* WRITTEN PROBLEM: Every entry that follows should be repeated exactly; drop the images.

* SUPPLIED MATERIAL:
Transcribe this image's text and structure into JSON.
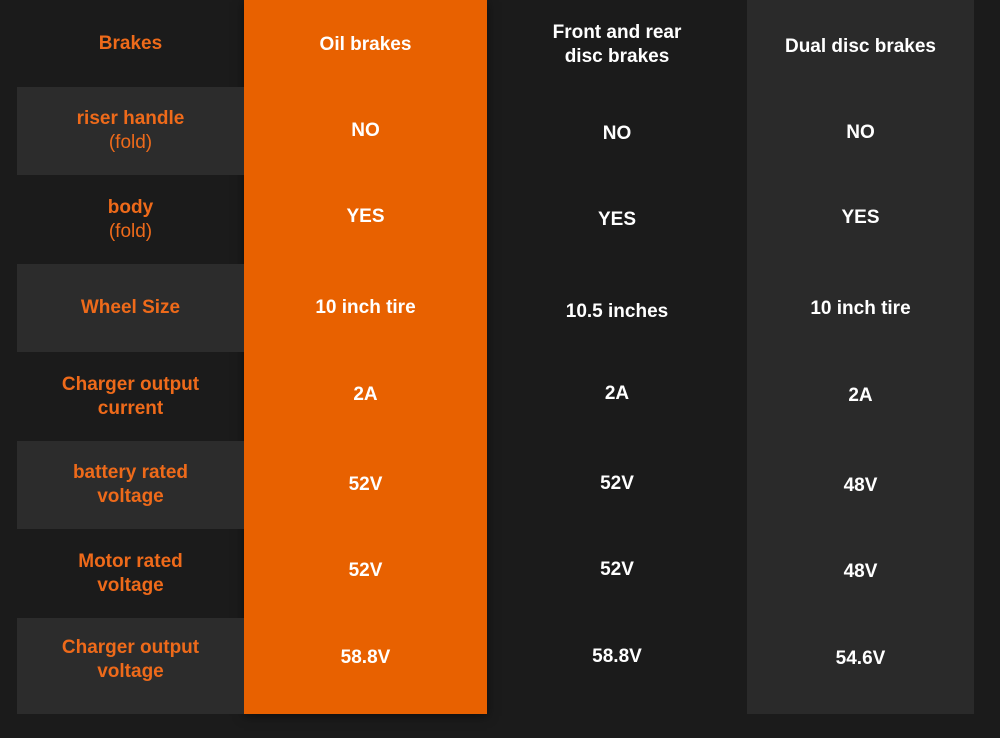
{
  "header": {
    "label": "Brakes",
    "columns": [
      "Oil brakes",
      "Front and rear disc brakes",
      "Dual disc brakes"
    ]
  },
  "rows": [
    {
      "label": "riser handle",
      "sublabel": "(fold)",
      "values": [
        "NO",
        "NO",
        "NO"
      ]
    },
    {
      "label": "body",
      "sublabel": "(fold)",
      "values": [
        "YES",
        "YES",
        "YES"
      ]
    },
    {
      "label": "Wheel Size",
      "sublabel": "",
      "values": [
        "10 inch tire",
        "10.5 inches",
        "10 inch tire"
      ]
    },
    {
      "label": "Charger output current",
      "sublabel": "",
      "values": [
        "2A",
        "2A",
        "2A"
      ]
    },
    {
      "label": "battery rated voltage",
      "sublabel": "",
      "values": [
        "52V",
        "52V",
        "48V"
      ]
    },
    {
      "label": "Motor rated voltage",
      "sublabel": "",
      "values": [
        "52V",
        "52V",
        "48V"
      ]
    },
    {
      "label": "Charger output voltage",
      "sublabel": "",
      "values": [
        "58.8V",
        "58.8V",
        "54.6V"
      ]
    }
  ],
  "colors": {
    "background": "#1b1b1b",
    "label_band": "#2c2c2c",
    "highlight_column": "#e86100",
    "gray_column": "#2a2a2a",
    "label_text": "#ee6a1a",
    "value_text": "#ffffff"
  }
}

* ANSWER:
Transcribe this image's text and structure into JSON.
{
  "header": {
    "label": "Brakes",
    "columns": [
      "Oil brakes",
      "Front and rear disc brakes",
      "Dual disc brakes"
    ]
  },
  "rows": [
    {
      "label": "riser handle",
      "sublabel": "(fold)",
      "values": [
        "NO",
        "NO",
        "NO"
      ]
    },
    {
      "label": "body",
      "sublabel": "(fold)",
      "values": [
        "YES",
        "YES",
        "YES"
      ]
    },
    {
      "label": "Wheel Size",
      "sublabel": "",
      "values": [
        "10 inch tire",
        "10.5 inches",
        "10 inch tire"
      ]
    },
    {
      "label": "Charger output current",
      "sublabel": "",
      "values": [
        "2A",
        "2A",
        "2A"
      ]
    },
    {
      "label": "battery rated voltage",
      "sublabel": "",
      "values": [
        "52V",
        "52V",
        "48V"
      ]
    },
    {
      "label": "Motor rated voltage",
      "sublabel": "",
      "values": [
        "52V",
        "52V",
        "48V"
      ]
    },
    {
      "label": "Charger output voltage",
      "sublabel": "",
      "values": [
        "58.8V",
        "58.8V",
        "54.6V"
      ]
    }
  ],
  "colors": {
    "background": "#1b1b1b",
    "label_band": "#2c2c2c",
    "highlight_column": "#e86100",
    "gray_column": "#2a2a2a",
    "label_text": "#ee6a1a",
    "value_text": "#ffffff"
  }
}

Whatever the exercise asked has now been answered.